Search the records that follow and extract every line containing the string "管材销售管理系统".

>> start Material

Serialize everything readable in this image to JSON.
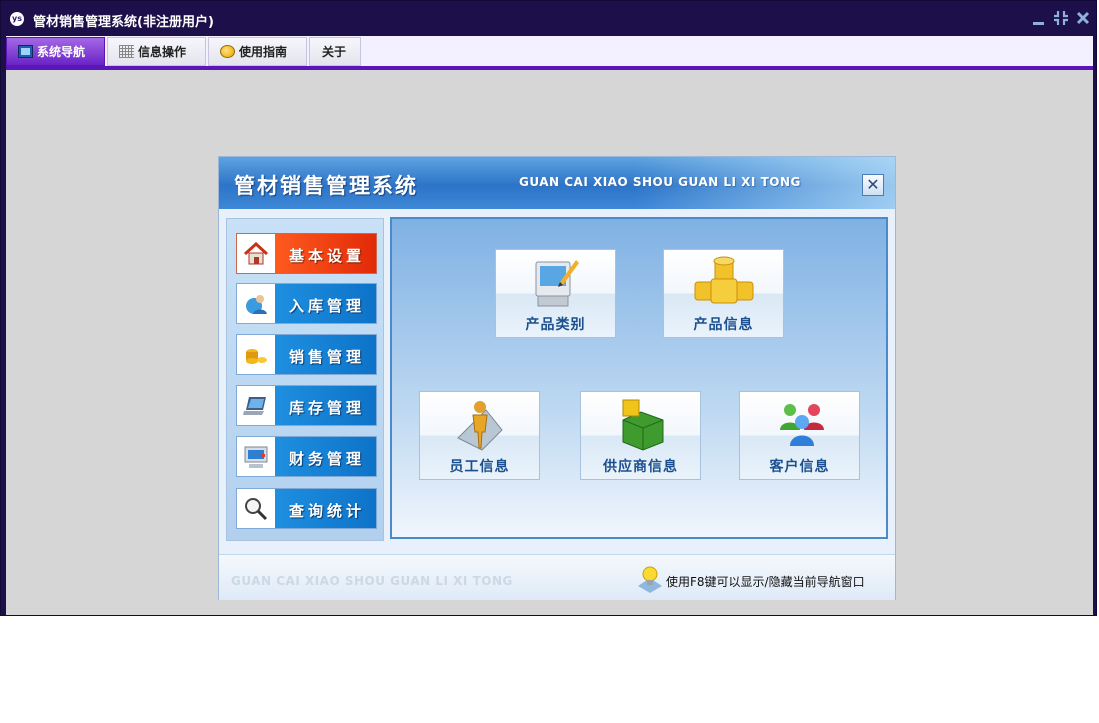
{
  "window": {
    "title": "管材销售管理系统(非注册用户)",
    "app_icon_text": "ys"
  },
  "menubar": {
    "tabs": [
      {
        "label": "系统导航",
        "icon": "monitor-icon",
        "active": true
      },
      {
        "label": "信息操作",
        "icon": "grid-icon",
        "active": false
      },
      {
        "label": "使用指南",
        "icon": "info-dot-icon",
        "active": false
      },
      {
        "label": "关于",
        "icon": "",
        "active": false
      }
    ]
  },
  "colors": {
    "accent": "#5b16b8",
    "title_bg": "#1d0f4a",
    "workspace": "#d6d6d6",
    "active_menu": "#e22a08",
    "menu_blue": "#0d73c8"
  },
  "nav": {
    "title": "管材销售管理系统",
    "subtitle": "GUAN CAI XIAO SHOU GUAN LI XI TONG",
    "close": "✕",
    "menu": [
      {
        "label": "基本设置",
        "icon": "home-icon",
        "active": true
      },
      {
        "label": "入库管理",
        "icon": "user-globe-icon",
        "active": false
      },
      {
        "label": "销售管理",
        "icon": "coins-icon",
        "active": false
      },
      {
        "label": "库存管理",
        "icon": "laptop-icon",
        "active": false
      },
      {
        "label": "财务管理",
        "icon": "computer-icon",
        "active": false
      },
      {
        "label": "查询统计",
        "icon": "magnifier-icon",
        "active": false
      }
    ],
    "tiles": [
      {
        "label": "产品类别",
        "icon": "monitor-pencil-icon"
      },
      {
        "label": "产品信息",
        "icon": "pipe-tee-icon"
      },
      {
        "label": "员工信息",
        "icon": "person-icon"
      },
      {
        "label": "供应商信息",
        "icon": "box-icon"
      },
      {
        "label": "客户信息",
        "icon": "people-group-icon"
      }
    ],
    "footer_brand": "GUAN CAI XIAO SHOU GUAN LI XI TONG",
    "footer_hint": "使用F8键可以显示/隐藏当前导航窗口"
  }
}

>> end Material

Result of the task:
    "title": "管材销售管理系统(非注册用户)",
    "title": "管材销售管理系统",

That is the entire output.